EXERCISE DIRECTIONS
Extract from the listing each line in which the word "según" appears.

RECORDS SUPPLIED
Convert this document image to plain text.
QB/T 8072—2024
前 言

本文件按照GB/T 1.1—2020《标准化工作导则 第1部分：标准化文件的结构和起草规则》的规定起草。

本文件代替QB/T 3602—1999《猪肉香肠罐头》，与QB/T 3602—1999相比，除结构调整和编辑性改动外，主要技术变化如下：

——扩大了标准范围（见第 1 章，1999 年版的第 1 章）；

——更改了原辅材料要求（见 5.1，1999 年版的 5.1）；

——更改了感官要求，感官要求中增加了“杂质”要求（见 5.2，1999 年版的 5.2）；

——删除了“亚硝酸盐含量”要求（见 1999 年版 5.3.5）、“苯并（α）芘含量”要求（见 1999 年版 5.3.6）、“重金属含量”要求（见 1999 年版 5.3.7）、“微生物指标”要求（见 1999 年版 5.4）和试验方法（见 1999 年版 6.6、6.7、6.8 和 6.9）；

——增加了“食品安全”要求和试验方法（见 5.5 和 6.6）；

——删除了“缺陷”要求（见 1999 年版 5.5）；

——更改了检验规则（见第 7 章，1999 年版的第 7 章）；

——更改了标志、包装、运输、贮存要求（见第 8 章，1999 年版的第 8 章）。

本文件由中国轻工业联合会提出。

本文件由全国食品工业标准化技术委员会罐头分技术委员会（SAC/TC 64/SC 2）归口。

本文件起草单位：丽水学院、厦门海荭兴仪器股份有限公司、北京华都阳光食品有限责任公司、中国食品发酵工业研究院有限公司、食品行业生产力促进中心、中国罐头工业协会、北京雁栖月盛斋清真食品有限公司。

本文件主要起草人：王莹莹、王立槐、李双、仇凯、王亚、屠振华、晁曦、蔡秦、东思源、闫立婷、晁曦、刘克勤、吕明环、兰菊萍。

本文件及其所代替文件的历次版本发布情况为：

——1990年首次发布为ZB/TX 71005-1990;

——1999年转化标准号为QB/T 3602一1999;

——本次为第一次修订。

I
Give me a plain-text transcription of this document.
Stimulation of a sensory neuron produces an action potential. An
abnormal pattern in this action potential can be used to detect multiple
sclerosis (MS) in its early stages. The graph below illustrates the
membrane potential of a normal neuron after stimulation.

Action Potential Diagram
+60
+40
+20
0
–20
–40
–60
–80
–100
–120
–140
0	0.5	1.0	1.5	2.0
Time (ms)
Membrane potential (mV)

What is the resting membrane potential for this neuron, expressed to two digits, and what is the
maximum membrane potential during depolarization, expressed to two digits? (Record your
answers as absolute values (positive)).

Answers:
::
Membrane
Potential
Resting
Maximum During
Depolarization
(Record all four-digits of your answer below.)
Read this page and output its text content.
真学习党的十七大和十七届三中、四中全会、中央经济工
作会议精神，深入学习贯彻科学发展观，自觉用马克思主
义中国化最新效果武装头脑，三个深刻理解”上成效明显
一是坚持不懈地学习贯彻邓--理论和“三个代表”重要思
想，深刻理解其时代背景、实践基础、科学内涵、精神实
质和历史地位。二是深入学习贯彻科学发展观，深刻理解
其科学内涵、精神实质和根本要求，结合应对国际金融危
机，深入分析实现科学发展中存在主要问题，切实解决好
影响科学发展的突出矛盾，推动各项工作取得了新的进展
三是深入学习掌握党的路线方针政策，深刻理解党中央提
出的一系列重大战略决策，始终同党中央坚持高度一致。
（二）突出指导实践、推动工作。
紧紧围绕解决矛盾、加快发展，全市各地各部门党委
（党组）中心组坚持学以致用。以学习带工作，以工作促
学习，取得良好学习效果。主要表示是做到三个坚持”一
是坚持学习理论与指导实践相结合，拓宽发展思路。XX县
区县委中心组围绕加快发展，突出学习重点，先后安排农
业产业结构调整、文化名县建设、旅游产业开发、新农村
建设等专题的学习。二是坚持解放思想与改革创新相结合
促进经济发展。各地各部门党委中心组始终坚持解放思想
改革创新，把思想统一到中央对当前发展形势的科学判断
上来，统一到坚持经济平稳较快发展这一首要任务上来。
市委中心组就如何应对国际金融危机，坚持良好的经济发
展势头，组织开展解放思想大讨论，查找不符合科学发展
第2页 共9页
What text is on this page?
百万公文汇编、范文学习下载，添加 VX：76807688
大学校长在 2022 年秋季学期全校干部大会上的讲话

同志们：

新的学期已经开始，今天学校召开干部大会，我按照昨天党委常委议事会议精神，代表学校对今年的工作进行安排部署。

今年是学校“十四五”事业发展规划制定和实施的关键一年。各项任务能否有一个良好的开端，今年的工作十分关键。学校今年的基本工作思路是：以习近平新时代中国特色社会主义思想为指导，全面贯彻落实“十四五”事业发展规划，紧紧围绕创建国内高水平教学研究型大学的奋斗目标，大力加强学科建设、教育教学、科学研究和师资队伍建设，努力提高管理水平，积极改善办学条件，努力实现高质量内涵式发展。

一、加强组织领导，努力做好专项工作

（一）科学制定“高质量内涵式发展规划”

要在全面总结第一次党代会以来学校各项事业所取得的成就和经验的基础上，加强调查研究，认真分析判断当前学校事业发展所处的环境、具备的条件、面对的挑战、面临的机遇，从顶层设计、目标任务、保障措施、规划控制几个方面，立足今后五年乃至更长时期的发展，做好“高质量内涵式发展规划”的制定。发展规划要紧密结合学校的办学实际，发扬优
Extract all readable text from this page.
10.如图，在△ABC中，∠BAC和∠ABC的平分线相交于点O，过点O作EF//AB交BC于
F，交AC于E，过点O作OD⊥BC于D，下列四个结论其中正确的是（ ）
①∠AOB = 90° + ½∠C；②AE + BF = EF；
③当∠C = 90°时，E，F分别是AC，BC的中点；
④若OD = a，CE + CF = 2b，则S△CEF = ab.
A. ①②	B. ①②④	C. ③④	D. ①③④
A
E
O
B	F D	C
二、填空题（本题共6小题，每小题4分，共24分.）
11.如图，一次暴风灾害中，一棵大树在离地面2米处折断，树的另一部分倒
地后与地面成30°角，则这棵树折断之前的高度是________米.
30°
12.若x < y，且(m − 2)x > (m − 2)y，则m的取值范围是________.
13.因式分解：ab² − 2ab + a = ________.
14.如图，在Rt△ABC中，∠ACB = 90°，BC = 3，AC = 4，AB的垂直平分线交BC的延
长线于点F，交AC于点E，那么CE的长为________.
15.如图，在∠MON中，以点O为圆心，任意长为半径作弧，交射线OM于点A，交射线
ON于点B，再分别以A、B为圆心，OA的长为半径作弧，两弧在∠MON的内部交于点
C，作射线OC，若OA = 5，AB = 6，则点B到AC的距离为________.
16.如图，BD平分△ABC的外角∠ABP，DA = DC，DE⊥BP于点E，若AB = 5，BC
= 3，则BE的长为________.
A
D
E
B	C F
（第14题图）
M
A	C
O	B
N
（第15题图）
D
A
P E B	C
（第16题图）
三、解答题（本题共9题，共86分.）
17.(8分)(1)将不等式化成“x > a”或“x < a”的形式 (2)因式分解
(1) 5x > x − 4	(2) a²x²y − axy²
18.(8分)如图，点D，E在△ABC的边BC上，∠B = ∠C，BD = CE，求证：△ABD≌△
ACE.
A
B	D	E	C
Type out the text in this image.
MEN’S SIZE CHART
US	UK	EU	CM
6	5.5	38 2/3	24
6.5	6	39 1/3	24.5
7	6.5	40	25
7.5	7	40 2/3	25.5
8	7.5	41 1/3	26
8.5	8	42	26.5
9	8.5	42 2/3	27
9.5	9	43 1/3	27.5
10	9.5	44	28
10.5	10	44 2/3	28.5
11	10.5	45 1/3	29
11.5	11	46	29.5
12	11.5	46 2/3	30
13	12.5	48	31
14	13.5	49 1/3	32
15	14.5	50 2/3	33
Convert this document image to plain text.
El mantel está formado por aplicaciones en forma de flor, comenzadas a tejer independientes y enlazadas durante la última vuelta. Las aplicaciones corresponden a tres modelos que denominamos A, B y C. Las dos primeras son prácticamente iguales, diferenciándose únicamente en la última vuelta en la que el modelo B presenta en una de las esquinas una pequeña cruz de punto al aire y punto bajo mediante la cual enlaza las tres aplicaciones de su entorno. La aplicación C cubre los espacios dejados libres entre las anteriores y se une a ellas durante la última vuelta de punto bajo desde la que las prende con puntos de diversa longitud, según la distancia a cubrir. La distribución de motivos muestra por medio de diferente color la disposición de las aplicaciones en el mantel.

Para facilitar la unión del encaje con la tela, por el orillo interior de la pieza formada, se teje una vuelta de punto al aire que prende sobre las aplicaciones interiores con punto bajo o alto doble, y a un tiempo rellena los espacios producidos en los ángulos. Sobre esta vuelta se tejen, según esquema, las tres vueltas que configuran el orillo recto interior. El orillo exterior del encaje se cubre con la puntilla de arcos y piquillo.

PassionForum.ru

RESULT
El mantel está formado por aplicaciones en forma de flor, comenzadas a tejer independientes y enlazadas durante la última vuelta. Las aplicaciones corresponden a tres modelos que denominamos A, B y C. Las dos primeras son prácticamente iguales, diferenciándose únicamente en la última vuelta en la que el modelo B presenta en una de las esquinas una pequeña cruz de punto al aire y punto bajo mediante la cual enlaza las tres aplicaciones de su entorno. La aplicación C cubre los espacios dejados libres entre las anteriores y se une a ellas durante la última vuelta de punto bajo desde la que las prende con puntos de diversa longitud, según la distancia a cubrir. La distribución de motivos muestra por medio de diferente color la disposición de las aplicaciones en el mantel.
Para facilitar la unión del encaje con la tela, por el orillo interior de la pieza formada, se teje una vuelta de punto al aire que prende sobre las aplicaciones interiores con punto bajo o alto doble, y a un tiempo rellena los espacios producidos en los ángulos. Sobre esta vuelta se tejen, según esquema, las tres vueltas que configuran el orillo recto interior. El orillo exterior del encaje se cubre con la puntilla de arcos y piquillo.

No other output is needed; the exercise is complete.